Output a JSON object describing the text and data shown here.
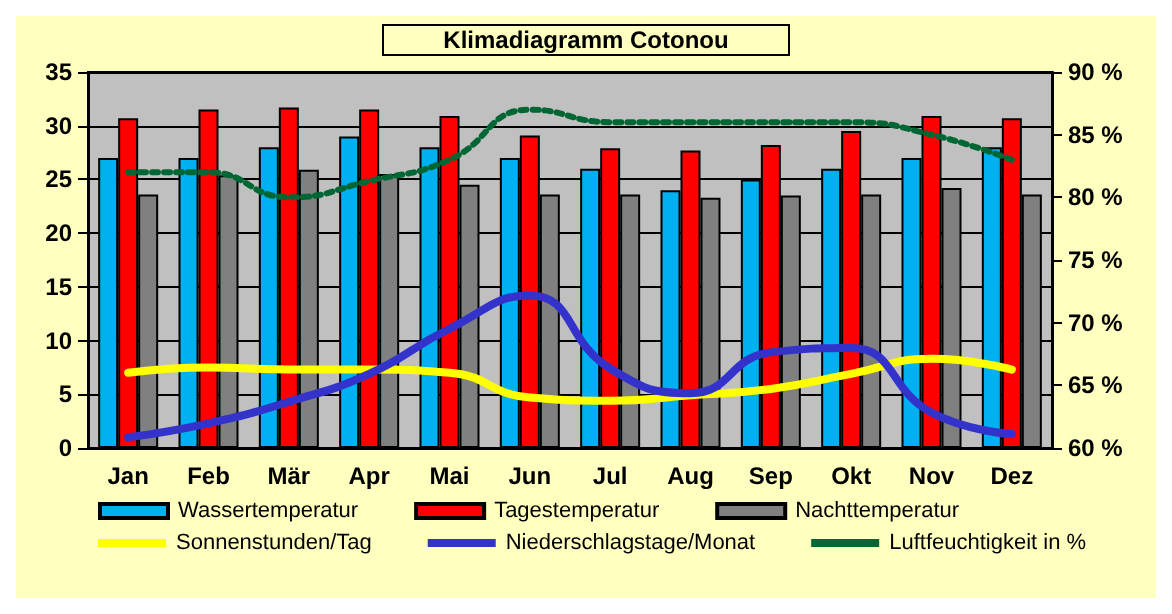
{
  "chart_data": {
    "type": "bar",
    "title": "Klimadiagramm Cotonou",
    "categories": [
      "Jan",
      "Feb",
      "Mär",
      "Apr",
      "Mai",
      "Jun",
      "Jul",
      "Aug",
      "Sep",
      "Okt",
      "Nov",
      "Dez"
    ],
    "series": [
      {
        "name": "Wassertemperatur",
        "color": "#00b0f0",
        "values": [
          27,
          27,
          28,
          29,
          28,
          27,
          26,
          24,
          25,
          26,
          27,
          28
        ]
      },
      {
        "name": "Tagestemperatur",
        "color": "#ff0000",
        "values": [
          30.7,
          31.5,
          31.7,
          31.5,
          30.9,
          29.1,
          27.9,
          27.7,
          28.2,
          29.5,
          30.9,
          30.7
        ]
      },
      {
        "name": "Nachttemperatur",
        "color": "#808080",
        "values": [
          23.6,
          25.4,
          25.9,
          25.5,
          24.5,
          23.6,
          23.6,
          23.3,
          23.5,
          23.6,
          24.2,
          23.6
        ]
      },
      {
        "name": "Sonnenstunden/Tag",
        "type": "line",
        "color": "#ffff00",
        "values": [
          7.0,
          7.5,
          7.3,
          7.3,
          7.0,
          4.7,
          4.4,
          4.9,
          5.5,
          6.9,
          8.3,
          7.3
        ]
      },
      {
        "name": "Niederschlagstage/Monat",
        "type": "line",
        "color": "#3333cc",
        "values": [
          1.0,
          2.3,
          4.3,
          6.9,
          11.1,
          14.2,
          7.4,
          5.1,
          8.9,
          9.3,
          3.3,
          1.3
        ]
      },
      {
        "name": "Luftfeuchtigkeit in %",
        "type": "line",
        "axis": "y2",
        "line_style": "dotted",
        "color": "#006633",
        "values": [
          82,
          82,
          80,
          81.3,
          83,
          87,
          86,
          86,
          86,
          86,
          85,
          83
        ]
      }
    ],
    "ylim": [
      0,
      35
    ],
    "yticks": [
      0,
      5,
      10,
      15,
      20,
      25,
      30,
      35
    ],
    "y2lim": [
      60,
      90
    ],
    "y2ticks": [
      {
        "value": 60,
        "label": "60 %"
      },
      {
        "value": 65,
        "label": "65 %"
      },
      {
        "value": 70,
        "label": "70 %"
      },
      {
        "value": 75,
        "label": "75 %"
      },
      {
        "value": 80,
        "label": "80 %"
      },
      {
        "value": 85,
        "label": "85 %"
      },
      {
        "value": 90,
        "label": "90 %"
      }
    ],
    "grid": "y",
    "legend": "bottom",
    "marker": "none"
  }
}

Exercise goal
The records shown above are to be repeated exactly, with the pictures left out.

Expected answer
Output a JSON object describing the text and data shown here.
{
  "chart_data": {
    "type": "bar",
    "title": "Klimadiagramm Cotonou",
    "categories": [
      "Jan",
      "Feb",
      "Mär",
      "Apr",
      "Mai",
      "Jun",
      "Jul",
      "Aug",
      "Sep",
      "Okt",
      "Nov",
      "Dez"
    ],
    "series": [
      {
        "name": "Wassertemperatur",
        "color": "#00b0f0",
        "values": [
          27,
          27,
          28,
          29,
          28,
          27,
          26,
          24,
          25,
          26,
          27,
          28
        ]
      },
      {
        "name": "Tagestemperatur",
        "color": "#ff0000",
        "values": [
          30.7,
          31.5,
          31.7,
          31.5,
          30.9,
          29.1,
          27.9,
          27.7,
          28.2,
          29.5,
          30.9,
          30.7
        ]
      },
      {
        "name": "Nachttemperatur",
        "color": "#808080",
        "values": [
          23.6,
          25.4,
          25.9,
          25.5,
          24.5,
          23.6,
          23.6,
          23.3,
          23.5,
          23.6,
          24.2,
          23.6
        ]
      },
      {
        "name": "Sonnenstunden/Tag",
        "type": "line",
        "color": "#ffff00",
        "values": [
          7.0,
          7.5,
          7.3,
          7.3,
          7.0,
          4.7,
          4.4,
          4.9,
          5.5,
          6.9,
          8.3,
          7.3
        ]
      },
      {
        "name": "Niederschlagstage/Monat",
        "type": "line",
        "color": "#3333cc",
        "values": [
          1.0,
          2.3,
          4.3,
          6.9,
          11.1,
          14.2,
          7.4,
          5.1,
          8.9,
          9.3,
          3.3,
          1.3
        ]
      },
      {
        "name": "Luftfeuchtigkeit in %",
        "type": "line",
        "axis": "y2",
        "line_style": "dotted",
        "color": "#006633",
        "values": [
          82,
          82,
          80,
          81.3,
          83,
          87,
          86,
          86,
          86,
          86,
          85,
          83
        ]
      }
    ],
    "ylim": [
      0,
      35
    ],
    "yticks": [
      0,
      5,
      10,
      15,
      20,
      25,
      30,
      35
    ],
    "y2lim": [
      60,
      90
    ],
    "y2ticks": [
      {
        "value": 60,
        "label": "60 %"
      },
      {
        "value": 65,
        "label": "65 %"
      },
      {
        "value": 70,
        "label": "70 %"
      },
      {
        "value": 75,
        "label": "75 %"
      },
      {
        "value": 80,
        "label": "80 %"
      },
      {
        "value": 85,
        "label": "85 %"
      },
      {
        "value": 90,
        "label": "90 %"
      }
    ],
    "grid": "y",
    "legend": "bottom",
    "marker": "none"
  }
}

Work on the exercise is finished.